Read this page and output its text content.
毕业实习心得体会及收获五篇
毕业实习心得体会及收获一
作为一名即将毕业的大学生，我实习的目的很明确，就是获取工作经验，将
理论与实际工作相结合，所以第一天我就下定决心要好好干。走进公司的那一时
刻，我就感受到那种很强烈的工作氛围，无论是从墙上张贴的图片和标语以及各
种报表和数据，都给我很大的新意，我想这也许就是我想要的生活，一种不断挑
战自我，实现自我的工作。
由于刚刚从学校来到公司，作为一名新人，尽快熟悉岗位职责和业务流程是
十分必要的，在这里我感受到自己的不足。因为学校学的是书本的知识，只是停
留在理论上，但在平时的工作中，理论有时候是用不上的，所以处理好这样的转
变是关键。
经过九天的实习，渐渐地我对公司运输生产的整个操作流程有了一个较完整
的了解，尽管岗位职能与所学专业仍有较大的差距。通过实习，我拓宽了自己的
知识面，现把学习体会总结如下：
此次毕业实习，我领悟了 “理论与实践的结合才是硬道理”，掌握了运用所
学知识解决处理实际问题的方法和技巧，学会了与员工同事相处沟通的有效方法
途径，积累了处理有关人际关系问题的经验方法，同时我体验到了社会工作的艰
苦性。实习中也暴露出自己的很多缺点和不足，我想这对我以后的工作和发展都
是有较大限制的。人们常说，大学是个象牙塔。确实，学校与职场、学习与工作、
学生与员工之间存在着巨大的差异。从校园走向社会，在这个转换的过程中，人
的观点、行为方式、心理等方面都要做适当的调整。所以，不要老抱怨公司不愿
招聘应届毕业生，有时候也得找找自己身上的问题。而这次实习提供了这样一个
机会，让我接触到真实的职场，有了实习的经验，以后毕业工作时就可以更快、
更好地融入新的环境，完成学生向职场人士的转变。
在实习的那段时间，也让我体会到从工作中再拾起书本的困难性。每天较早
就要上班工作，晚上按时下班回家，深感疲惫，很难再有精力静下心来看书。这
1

- **WORK INSTRUCTIONS**
Reproduce all the records precisely.

- **EXERCISE ANSWER**
Read this page and output its text content.
毕业实习心得体会及收获五篇
毕业实习心得体会及收获一
作为一名即将毕业的大学生，我实习的目的很明确，就是获取工作经验，将
理论与实际工作相结合，所以第一天我就下定决心要好好干。走进公司的那一时
刻，我就感受到那种很强烈的工作氛围，无论是从墙上张贴的图片和标语以及各
种报表和数据，都给我很大的新意，我想这也许就是我想要的生活，一种不断挑
战自我，实现自我的工作。
由于刚刚从学校来到公司，作为一名新人，尽快熟悉岗位职责和业务流程是
十分必要的，在这里我感受到自己的不足。因为学校学的是书本的知识，只是停
留在理论上，但在平时的工作中，理论有时候是用不上的，所以处理好这样的转
变是关键。
经过九天的实习，渐渐地我对公司运输生产的整个操作流程有了一个较完整
的了解，尽管岗位职能与所学专业仍有较大的差距。通过实习，我拓宽了自己的
知识面，现把学习体会总结如下：
此次毕业实习，我领悟了 “理论与实践的结合才是硬道理”，掌握了运用所
学知识解决处理实际问题的方法和技巧，学会了与员工同事相处沟通的有效方法
途径，积累了处理有关人际关系问题的经验方法，同时我体验到了社会工作的艰
苦性。实习中也暴露出自己的很多缺点和不足，我想这对我以后的工作和发展都
是有较大限制的。人们常说，大学是个象牙塔。确实，学校与职场、学习与工作、
学生与员工之间存在着巨大的差异。从校园走向社会，在这个转换的过程中，人
的观点、行为方式、心理等方面都要做适当的调整。所以，不要老抱怨公司不愿
招聘应届毕业生，有时候也得找找自己身上的问题。而这次实习提供了这样一个
机会，让我接触到真实的职场，有了实习的经验，以后毕业工作时就可以更快、
更好地融入新的环境，完成学生向职场人士的转变。
在实习的那段时间，也让我体会到从工作中再拾起书本的困难性。每天较早
就要上班工作，晚上按时下班回家，深感疲惫，很难再有精力静下心来看书。这
1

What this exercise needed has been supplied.